• [TASK DETAILS] Echo these entries back line for line, with no changes, omitting the pictures.

Page element annotations:
= = = = =

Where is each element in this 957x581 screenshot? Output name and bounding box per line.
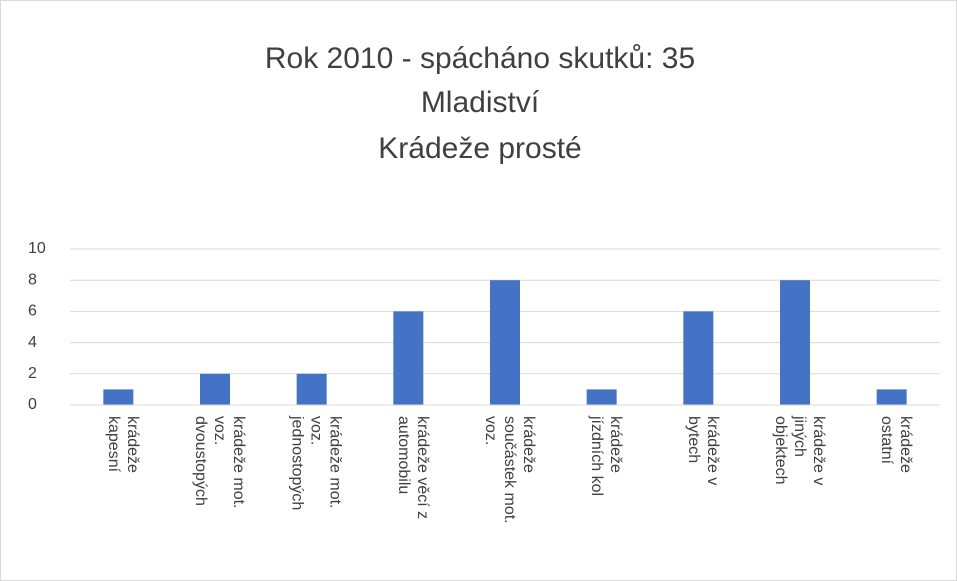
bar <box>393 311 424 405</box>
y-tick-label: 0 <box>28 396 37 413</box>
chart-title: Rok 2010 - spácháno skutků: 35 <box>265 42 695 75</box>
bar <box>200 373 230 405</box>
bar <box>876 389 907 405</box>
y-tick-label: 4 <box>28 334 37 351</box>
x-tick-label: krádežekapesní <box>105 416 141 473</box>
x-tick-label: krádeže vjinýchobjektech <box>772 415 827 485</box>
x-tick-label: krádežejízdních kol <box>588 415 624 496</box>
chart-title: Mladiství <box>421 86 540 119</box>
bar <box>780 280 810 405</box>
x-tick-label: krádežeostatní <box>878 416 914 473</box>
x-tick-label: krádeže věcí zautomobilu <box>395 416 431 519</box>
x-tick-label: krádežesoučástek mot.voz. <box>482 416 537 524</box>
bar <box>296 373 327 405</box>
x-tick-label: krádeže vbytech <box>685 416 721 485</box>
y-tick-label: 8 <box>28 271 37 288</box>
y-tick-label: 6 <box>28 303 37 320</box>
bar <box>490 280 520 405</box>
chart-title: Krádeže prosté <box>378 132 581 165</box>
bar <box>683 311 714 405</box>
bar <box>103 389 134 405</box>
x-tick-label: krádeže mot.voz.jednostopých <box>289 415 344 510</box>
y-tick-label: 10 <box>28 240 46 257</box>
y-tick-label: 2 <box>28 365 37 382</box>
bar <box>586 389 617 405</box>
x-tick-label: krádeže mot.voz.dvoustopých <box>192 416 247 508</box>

= = = = =

• [SOLUTION]
Where is each element in this 957x581 screenshot? Output name and bounding box per line.
bar <box>393 311 424 405</box>
y-tick-label: 0 <box>28 396 37 413</box>
chart-title: Rok 2010 - spácháno skutků: 35 <box>265 42 695 75</box>
bar <box>200 373 230 405</box>
bar <box>876 389 907 405</box>
y-tick-label: 4 <box>28 334 37 351</box>
x-tick-label: krádežekapesní <box>105 416 141 473</box>
x-tick-label: krádeže vjinýchobjektech <box>772 415 827 485</box>
x-tick-label: krádežejízdních kol <box>588 415 624 496</box>
chart-title: Mladiství <box>421 86 540 119</box>
bar <box>780 280 810 405</box>
x-tick-label: krádežeostatní <box>878 416 914 473</box>
x-tick-label: krádeže věcí zautomobilu <box>395 416 431 519</box>
x-tick-label: krádežesoučástek mot.voz. <box>482 416 537 524</box>
bar <box>296 373 327 405</box>
x-tick-label: krádeže vbytech <box>685 416 721 485</box>
y-tick-label: 8 <box>28 271 37 288</box>
y-tick-label: 6 <box>28 303 37 320</box>
bar <box>490 280 520 405</box>
chart-title: Krádeže prosté <box>378 132 581 165</box>
bar <box>683 311 714 405</box>
bar <box>103 389 134 405</box>
x-tick-label: krádeže mot.voz.jednostopých <box>289 415 344 510</box>
y-tick-label: 10 <box>28 240 46 257</box>
y-tick-label: 2 <box>28 365 37 382</box>
bar <box>586 389 617 405</box>
x-tick-label: krádeže mot.voz.dvoustopých <box>192 416 247 508</box>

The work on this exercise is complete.